-- Directive --
Return all of the lines below exactly as they are.

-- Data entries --
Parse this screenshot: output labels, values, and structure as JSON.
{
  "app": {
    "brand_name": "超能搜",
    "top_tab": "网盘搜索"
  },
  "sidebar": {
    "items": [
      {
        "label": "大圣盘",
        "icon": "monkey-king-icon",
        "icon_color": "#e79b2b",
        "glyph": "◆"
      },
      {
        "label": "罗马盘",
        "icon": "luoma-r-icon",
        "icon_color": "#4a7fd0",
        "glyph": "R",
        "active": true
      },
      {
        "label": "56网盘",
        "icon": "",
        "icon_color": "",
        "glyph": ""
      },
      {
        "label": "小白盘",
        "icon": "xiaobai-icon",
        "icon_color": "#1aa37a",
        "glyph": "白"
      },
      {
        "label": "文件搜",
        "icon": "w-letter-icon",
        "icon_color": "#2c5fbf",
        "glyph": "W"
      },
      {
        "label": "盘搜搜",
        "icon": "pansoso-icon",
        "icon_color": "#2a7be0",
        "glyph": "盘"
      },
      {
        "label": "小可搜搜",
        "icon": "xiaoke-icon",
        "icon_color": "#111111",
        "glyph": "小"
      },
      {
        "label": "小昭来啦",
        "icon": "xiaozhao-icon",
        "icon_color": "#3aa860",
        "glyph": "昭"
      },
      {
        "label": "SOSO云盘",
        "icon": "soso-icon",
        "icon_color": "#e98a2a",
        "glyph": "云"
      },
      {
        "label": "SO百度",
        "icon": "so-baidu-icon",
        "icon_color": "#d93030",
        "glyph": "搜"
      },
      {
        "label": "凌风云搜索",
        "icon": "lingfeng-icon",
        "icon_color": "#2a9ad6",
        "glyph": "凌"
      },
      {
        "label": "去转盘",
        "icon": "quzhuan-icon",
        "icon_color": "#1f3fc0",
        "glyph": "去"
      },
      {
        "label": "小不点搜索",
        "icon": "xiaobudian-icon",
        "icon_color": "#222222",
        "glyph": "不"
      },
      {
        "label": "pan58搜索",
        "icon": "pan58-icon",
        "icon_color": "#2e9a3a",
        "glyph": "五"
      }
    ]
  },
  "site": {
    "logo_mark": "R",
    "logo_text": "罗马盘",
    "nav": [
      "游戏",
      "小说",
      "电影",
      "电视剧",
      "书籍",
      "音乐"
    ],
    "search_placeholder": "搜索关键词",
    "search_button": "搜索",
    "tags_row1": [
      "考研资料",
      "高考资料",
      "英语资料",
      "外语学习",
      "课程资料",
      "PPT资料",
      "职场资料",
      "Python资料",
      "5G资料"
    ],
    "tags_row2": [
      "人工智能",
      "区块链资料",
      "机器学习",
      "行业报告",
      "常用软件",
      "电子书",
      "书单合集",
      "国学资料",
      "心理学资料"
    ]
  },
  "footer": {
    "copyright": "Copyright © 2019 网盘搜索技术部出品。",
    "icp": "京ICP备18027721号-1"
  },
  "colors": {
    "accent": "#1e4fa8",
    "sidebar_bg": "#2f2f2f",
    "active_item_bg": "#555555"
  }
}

-- Output below --
Parse this screenshot: output labels, values, and structure as JSON.
{
  "app": {
    "brand_name": "超能搜",
    "top_tab": "网盘搜索"
  },
  "sidebar": {
    "items": [
      {
        "label": "大圣盘",
        "icon": "monkey-king-icon",
        "icon_color": "#e79b2b",
        "glyph": "◆"
      },
      {
        "label": "罗马盘",
        "icon": "luoma-r-icon",
        "icon_color": "#4a7fd0",
        "glyph": "R",
        "active": true
      },
      {
        "label": "56网盘",
        "icon": "",
        "icon_color": "",
        "glyph": ""
      },
      {
        "label": "小白盘",
        "icon": "xiaobai-icon",
        "icon_color": "#1aa37a",
        "glyph": "白"
      },
      {
        "label": "文件搜",
        "icon": "w-letter-icon",
        "icon_color": "#2c5fbf",
        "glyph": "W"
      },
      {
        "label": "盘搜搜",
        "icon": "pansoso-icon",
        "icon_color": "#2a7be0",
        "glyph": "盘"
      },
      {
        "label": "小可搜搜",
        "icon": "xiaoke-icon",
        "icon_color": "#111111",
        "glyph": "小"
      },
      {
        "label": "小昭来啦",
        "icon": "xiaozhao-icon",
        "icon_color": "#3aa860",
        "glyph": "昭"
      },
      {
        "label": "SOSO云盘",
        "icon": "soso-icon",
        "icon_color": "#e98a2a",
        "glyph": "云"
      },
      {
        "label": "SO百度",
        "icon": "so-baidu-icon",
        "icon_color": "#d93030",
        "glyph": "搜"
      },
      {
        "label": "凌风云搜索",
        "icon": "lingfeng-icon",
        "icon_color": "#2a9ad6",
        "glyph": "凌"
      },
      {
        "label": "去转盘",
        "icon": "quzhuan-icon",
        "icon_color": "#1f3fc0",
        "glyph": "去"
      },
      {
        "label": "小不点搜索",
        "icon": "xiaobudian-icon",
        "icon_color": "#222222",
        "glyph": "不"
      },
      {
        "label": "pan58搜索",
        "icon": "pan58-icon",
        "icon_color": "#2e9a3a",
        "glyph": "五"
      }
    ]
  },
  "site": {
    "logo_mark": "R",
    "logo_text": "罗马盘",
    "nav": [
      "游戏",
      "小说",
      "电影",
      "电视剧",
      "书籍",
      "音乐"
    ],
    "search_placeholder": "搜索关键词",
    "search_button": "搜索",
    "tags_row1": [
      "考研资料",
      "高考资料",
      "英语资料",
      "外语学习",
      "课程资料",
      "PPT资料",
      "职场资料",
      "Python资料",
      "5G资料"
    ],
    "tags_row2": [
      "人工智能",
      "区块链资料",
      "机器学习",
      "行业报告",
      "常用软件",
      "电子书",
      "书单合集",
      "国学资料",
      "心理学资料"
    ]
  },
  "footer": {
    "copyright": "Copyright © 2019 网盘搜索技术部出品。",
    "icp": "京ICP备18027721号-1"
  },
  "colors": {
    "accent": "#1e4fa8",
    "sidebar_bg": "#2f2f2f",
    "active_item_bg": "#555555"
  }
}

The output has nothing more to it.